[Begin]

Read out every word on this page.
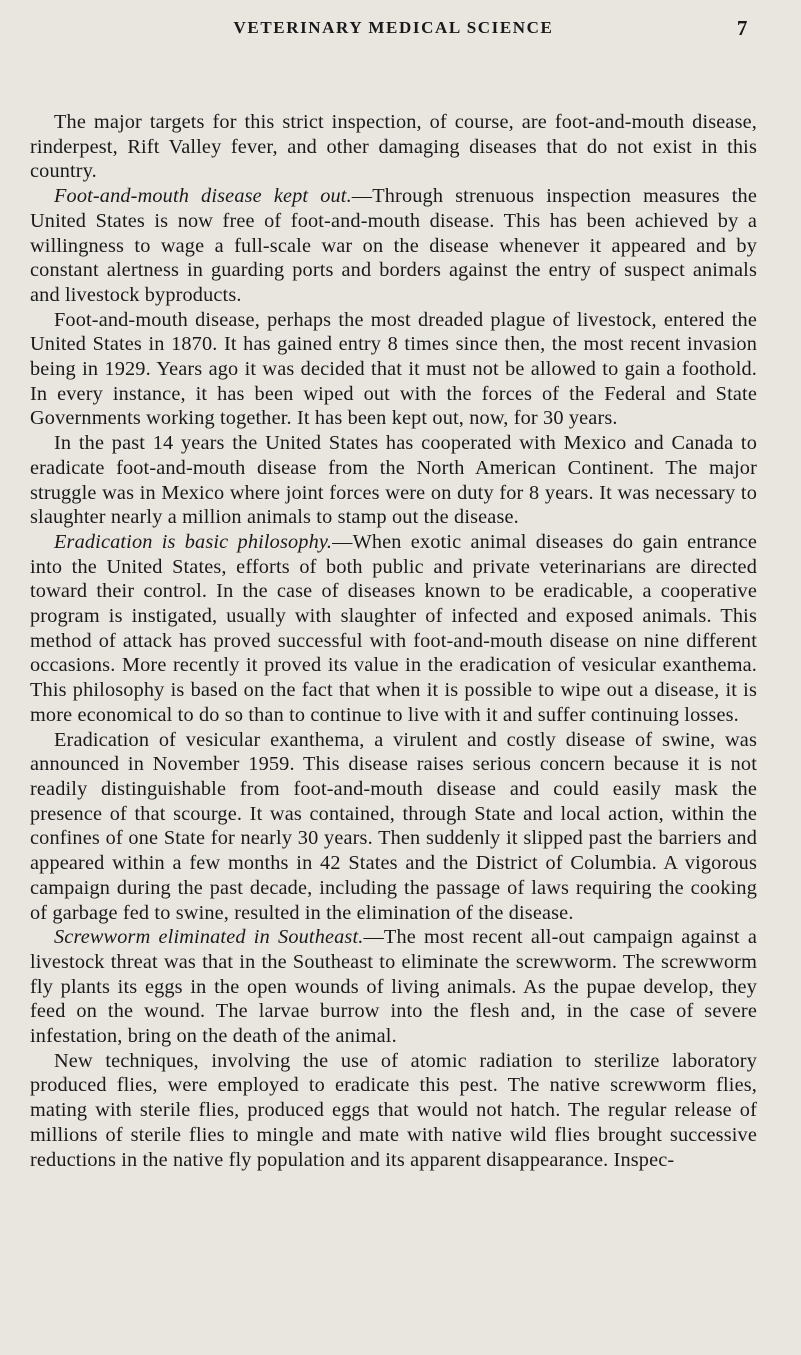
VETERINARY MEDICAL SCIENCE	7

The major targets for this strict inspection, of course, are foot-and-mouth disease, rinderpest, Rift Valley fever, and other damaging diseases that do not exist in this country.

Foot-and-mouth disease kept out.—Through strenuous inspection measures the United States is now free of foot-and-mouth disease. This has been achieved by a willingness to wage a full-scale war on the disease whenever it appeared and by constant alertness in guarding ports and borders against the entry of suspect animals and livestock byproducts.

Foot-and-mouth disease, perhaps the most dreaded plague of livestock, entered the United States in 1870. It has gained entry 8 times since then, the most recent invasion being in 1929. Years ago it was decided that it must not be allowed to gain a foothold. In every instance, it has been wiped out with the forces of the Federal and State Governments working together. It has been kept out, now, for 30 years.

In the past 14 years the United States has cooperated with Mexico and Canada to eradicate foot-and-mouth disease from the North American Continent. The major struggle was in Mexico where joint forces were on duty for 8 years. It was necessary to slaughter nearly a million animals to stamp out the disease.

Eradication is basic philosophy.—When exotic animal diseases do gain entrance into the United States, efforts of both public and private veterinarians are directed toward their control. In the case of diseases known to be eradicable, a cooperative program is instigated, usually with slaughter of infected and exposed animals. This method of attack has proved successful with foot-and-mouth disease on nine different occasions. More recently it proved its value in the eradication of vesicular exanthema. This philosophy is based on the fact that when it is possible to wipe out a disease, it is more economical to do so than to continue to live with it and suffer continuing losses.

Eradication of vesicular exanthema, a virulent and costly disease of swine, was announced in November 1959. This disease raises serious concern because it is not readily distinguishable from foot-and-mouth disease and could easily mask the presence of that scourge. It was contained, through State and local action, within the confines of one State for nearly 30 years. Then suddenly it slipped past the barriers and appeared within a few months in 42 States and the District of Columbia. A vigorous campaign during the past decade, including the passage of laws requiring the cooking of garbage fed to swine, resulted in the elimination of the disease.

Screwworm eliminated in Southeast.—The most recent all-out campaign against a livestock threat was that in the Southeast to eliminate the screwworm. The screwworm fly plants its eggs in the open wounds of living animals. As the pupae develop, they feed on the wound. The larvae burrow into the flesh and, in the case of severe infestation, bring on the death of the animal.

New techniques, involving the use of atomic radiation to sterilize laboratory produced flies, were employed to eradicate this pest. The native screwworm flies, mating with sterile flies, produced eggs that would not hatch. The regular release of millions of sterile flies to mingle and mate with native wild flies brought successive reductions in the native fly population and its apparent disappearance. Inspec-
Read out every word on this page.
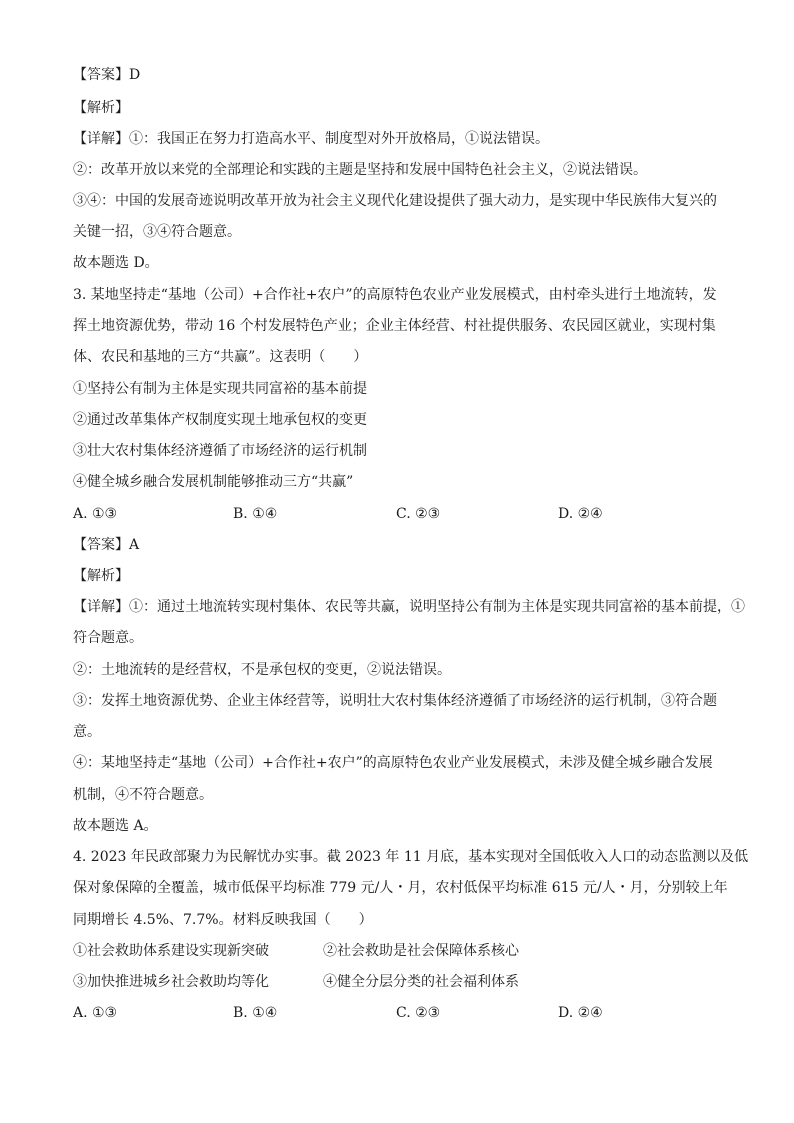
【答案】D
【解析】
【详解】①：我国正在努力打造高水平、制度型对外开放格局，①说法错误。
②：改革开放以来党的全部理论和实践的主题是坚持和发展中国特色社会主义，②说法错误。
③④：中国的发展奇迹说明改革开放为社会主义现代化建设提供了强大动力，是实现中华民族伟大复兴的
关键一招，③④符合题意。
故本题选 D。
3. 某地坚持走“基地（公司）+合作社+农户”的高原特色农业产业发展模式，由村牵头进行土地流转，发
挥土地资源优势，带动 16 个村发展特色产业；企业主体经营、村社提供服务、农民园区就业，实现村集
体、农民和基地的三方“共赢”。这表明（　　）
①坚持公有制为主体是实现共同富裕的基本前提
②通过改革集体产权制度实现土地承包权的变更
③壮大农村集体经济遵循了市场经济的运行机制
④健全城乡融合发展机制能够推动三方“共赢”
A. ①③	B. ①④	C. ②③	D. ②④
【答案】A
【解析】
【详解】①：通过土地流转实现村集体、农民等共赢，说明坚持公有制为主体是实现共同富裕的基本前提，①
符合题意。
②：土地流转的是经营权，不是承包权的变更，②说法错误。
③：发挥土地资源优势、企业主体经营等，说明壮大农村集体经济遵循了市场经济的运行机制，③符合题
意。
④：某地坚持走“基地（公司）+合作社+农户”的高原特色农业产业发展模式，未涉及健全城乡融合发展
机制，④不符合题意。
故本题选 A。
4. 2023 年民政部聚力为民解忧办实事。截 2023 年 11 月底，基本实现对全国低收入人口的动态监测以及低
保对象保障的全覆盖，城市低保平均标准 779 元/人・月，农村低保平均标准 615 元/人・月，分别较上年
同期增长 4.5%、7.7%。材料反映我国（　　）
①社会救助体系建设实现新突破	②社会救助是社会保障体系核心
③加快推进城乡社会救助均等化	④健全分层分类的社会福利体系
A. ①③	B. ①④	C. ②③	D. ②④
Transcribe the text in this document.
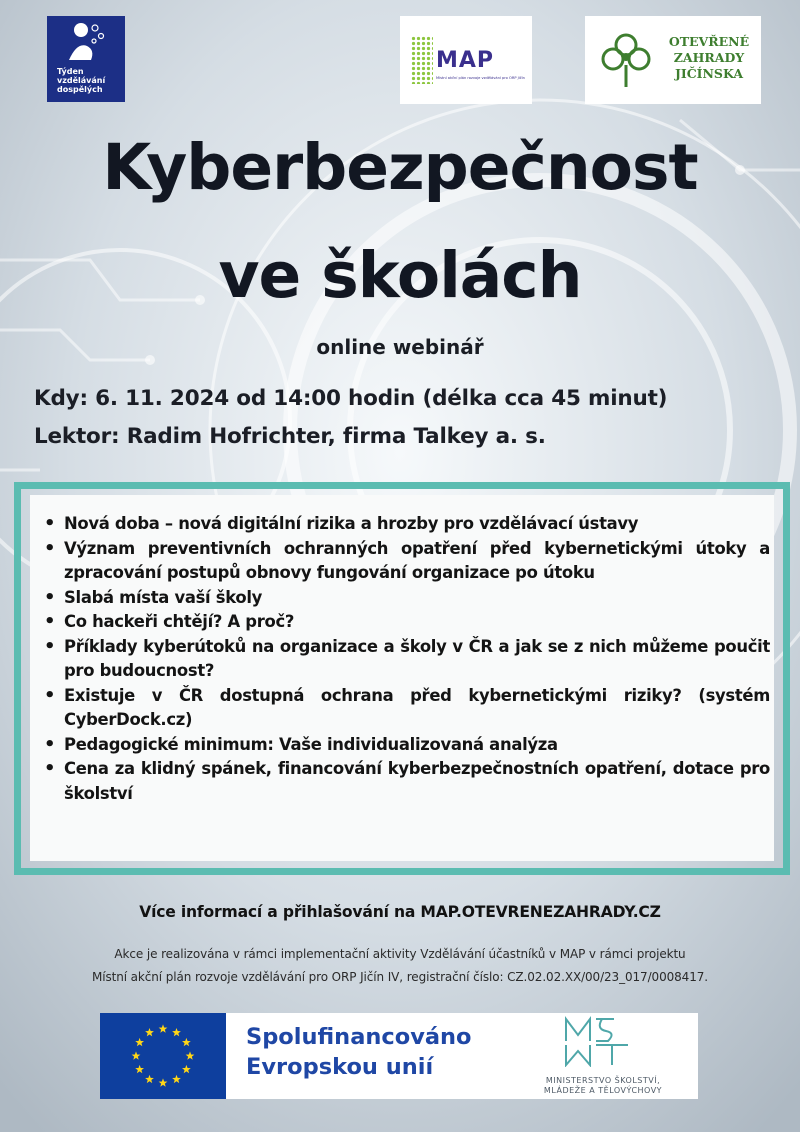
Týden
vzdělávání
dospělých
MAP
Místní akční plán rozvoje vzdělávání pro ORP Jičín
OTEVŘENÉ
ZAHRADY
JIČÍNSKA
Kyberbezpečnost
ve školách
online webinář
Kdy: 6. 11. 2024 od 14:00 hodin (délka cca 45 minut)
Lektor: Radim Hofrichter, firma Talkey a. s.
• Nová doba – nová digitální rizika a hrozby pro vzdělávací ústavy
• Význam preventivních ochranných opatření před kybernetickými útoky a zpracování postupů obnovy fungování organizace po útoku
• Slabá místa vaší školy
• Co hackeři chtějí? A proč?
• Příklady kyberútoků na organizace a školy v ČR a jak se z nich můžeme poučit pro budoucnost?
• Existuje v ČR dostupná ochrana před kybernetickými riziky? (systém CyberDock.cz)
• Pedagogické minimum: Vaše individualizovaná analýza
• Cena za klidný spánek, financování kyberbezpečnostních opatření, dotace pro školství
Více informací a přihlašování na MAP.OTEVRENEZAHRADY.CZ
Akce je realizována v rámci implementační aktivity Vzdělávání účastníků v MAP v rámci projektu
Místní akční plán rozvoje vzdělávání pro ORP Jičín IV, registrační číslo: CZ.02.02.XX/00/23_017/0008417.
Spolufinancováno
Evropskou unií
MINISTERSTVO ŠKOLSTVÍ,
MLÁDEŽE A TĚLOVÝCHOVY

[End]

*Short exercise*. The records above are to be restated exactly, without their pictures.

*Complete output*.
Read out every word on this page.
VETERINARY MEDICAL SCIENCE	7

The major targets for this strict inspection, of course, are foot-and-mouth disease, rinderpest, Rift Valley fever, and other damaging diseases that do not exist in this country.

Foot-and-mouth disease kept out.—Through strenuous inspection measures the United States is now free of foot-and-mouth disease. This has been achieved by a willingness to wage a full-scale war on the disease whenever it appeared and by constant alertness in guarding ports and borders against the entry of suspect animals and livestock byproducts.

Foot-and-mouth disease, perhaps the most dreaded plague of livestock, entered the United States in 1870. It has gained entry 8 times since then, the most recent invasion being in 1929. Years ago it was decided that it must not be allowed to gain a foothold. In every instance, it has been wiped out with the forces of the Federal and State Governments working together. It has been kept out, now, for 30 years.

In the past 14 years the United States has cooperated with Mexico and Canada to eradicate foot-and-mouth disease from the North American Continent. The major struggle was in Mexico where joint forces were on duty for 8 years. It was necessary to slaughter nearly a million animals to stamp out the disease.

Eradication is basic philosophy.—When exotic animal diseases do gain entrance into the United States, efforts of both public and private veterinarians are directed toward their control. In the case of diseases known to be eradicable, a cooperative program is instigated, usually with slaughter of infected and exposed animals. This method of attack has proved successful with foot-and-mouth disease on nine different occasions. More recently it proved its value in the eradication of vesicular exanthema. This philosophy is based on the fact that when it is possible to wipe out a disease, it is more economical to do so than to continue to live with it and suffer continuing losses.

Eradication of vesicular exanthema, a virulent and costly disease of swine, was announced in November 1959. This disease raises serious concern because it is not readily distinguishable from foot-and-mouth disease and could easily mask the presence of that scourge. It was contained, through State and local action, within the confines of one State for nearly 30 years. Then suddenly it slipped past the barriers and appeared within a few months in 42 States and the District of Columbia. A vigorous campaign during the past decade, including the passage of laws requiring the cooking of garbage fed to swine, resulted in the elimination of the disease.

Screwworm eliminated in Southeast.—The most recent all-out campaign against a livestock threat was that in the Southeast to eliminate the screwworm. The screwworm fly plants its eggs in the open wounds of living animals. As the pupae develop, they feed on the wound. The larvae burrow into the flesh and, in the case of severe infestation, bring on the death of the animal.

New techniques, involving the use of atomic radiation to sterilize laboratory produced flies, were employed to eradicate this pest. The native screwworm flies, mating with sterile flies, produced eggs that would not hatch. The regular release of millions of sterile flies to mingle and mate with native wild flies brought successive reductions in the native fly population and its apparent disappearance. Inspec-
Read out every word on this page.
【答案】D
【解析】
【详解】①：我国正在努力打造高水平、制度型对外开放格局，①说法错误。
②：改革开放以来党的全部理论和实践的主题是坚持和发展中国特色社会主义，②说法错误。
③④：中国的发展奇迹说明改革开放为社会主义现代化建设提供了强大动力，是实现中华民族伟大复兴的
关键一招，③④符合题意。
故本题选 D。
3. 某地坚持走“基地（公司）+合作社+农户”的高原特色农业产业发展模式，由村牵头进行土地流转，发
挥土地资源优势，带动 16 个村发展特色产业；企业主体经营、村社提供服务、农民园区就业，实现村集
体、农民和基地的三方“共赢”。这表明（　　）
①坚持公有制为主体是实现共同富裕的基本前提
②通过改革集体产权制度实现土地承包权的变更
③壮大农村集体经济遵循了市场经济的运行机制
④健全城乡融合发展机制能够推动三方“共赢”
A. ①③	B. ①④	C. ②③	D. ②④
【答案】A
【解析】
【详解】①：通过土地流转实现村集体、农民等共赢，说明坚持公有制为主体是实现共同富裕的基本前提，①
符合题意。
②：土地流转的是经营权，不是承包权的变更，②说法错误。
③：发挥土地资源优势、企业主体经营等，说明壮大农村集体经济遵循了市场经济的运行机制，③符合题
意。
④：某地坚持走“基地（公司）+合作社+农户”的高原特色农业产业发展模式，未涉及健全城乡融合发展
机制，④不符合题意。
故本题选 A。
4. 2023 年民政部聚力为民解忧办实事。截 2023 年 11 月底，基本实现对全国低收入人口的动态监测以及低
保对象保障的全覆盖，城市低保平均标准 779 元/人・月，农村低保平均标准 615 元/人・月，分别较上年
同期增长 4.5%、7.7%。材料反映我国（　　）
①社会救助体系建设实现新突破	②社会救助是社会保障体系核心
③加快推进城乡社会救助均等化	④健全分层分类的社会福利体系
A. ①③	B. ①④	C. ②③	D. ②④
Transcribe the text in this document.
Týden
vzdělávání
dospělých
MAP
Místní akční plán rozvoje vzdělávání pro ORP Jičín
OTEVŘENÉ
ZAHRADY
JIČÍNSKA
Kyberbezpečnost
ve školách
online webinář
Kdy: 6. 11. 2024 od 14:00 hodin (délka cca 45 minut)
Lektor: Radim Hofrichter, firma Talkey a. s.
• Nová doba – nová digitální rizika a hrozby pro vzdělávací ústavy
• Význam preventivních ochranných opatření před kybernetickými útoky a zpracování postupů obnovy fungování organizace po útoku
• Slabá místa vaší školy
• Co hackeři chtějí? A proč?
• Příklady kyberútoků na organizace a školy v ČR a jak se z nich můžeme poučit pro budoucnost?
• Existuje v ČR dostupná ochrana před kybernetickými riziky? (systém CyberDock.cz)
• Pedagogické minimum: Vaše individualizovaná analýza
• Cena za klidný spánek, financování kyberbezpečnostních opatření, dotace pro školství
Více informací a přihlašování na MAP.OTEVRENEZAHRADY.CZ
Akce je realizována v rámci implementační aktivity Vzdělávání účastníků v MAP v rámci projektu
Místní akční plán rozvoje vzdělávání pro ORP Jičín IV, registrační číslo: CZ.02.02.XX/00/23_017/0008417.
Spolufinancováno
Evropskou unií
MINISTERSTVO ŠKOLSTVÍ,
MLÁDEŽE A TĚLOVÝCHOVY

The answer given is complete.